**Exercise details**. Of the lines listed below, how many contain the string "tablet"? Answer with the number alone.

**Data supplied**.
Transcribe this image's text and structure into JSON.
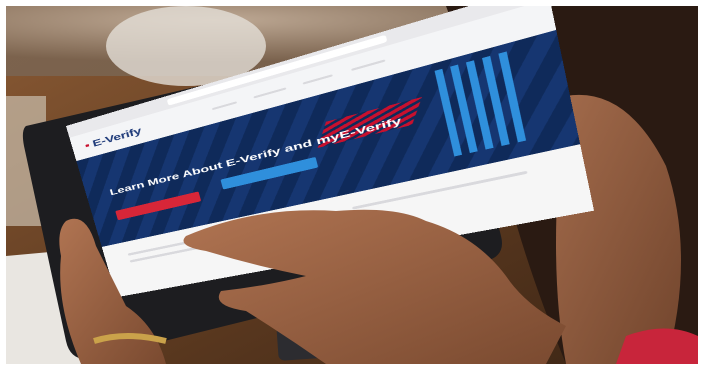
{
  "scene": {
    "subject": "hand-pointing-at-tablet",
    "device": "tablet",
    "screen": {
      "logo_text": "E-Verify",
      "headline": "Learn More About E-Verify and myE-Verify"
    },
    "colors": {
      "navy": "#0f2a5a",
      "brand_red": "#d72638",
      "brand_blue": "#2f8fdc",
      "wood": "#5a3a22"
    },
    "icons": [
      "flag-icon"
    ]
  }
}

**Solution to the exercise**. 2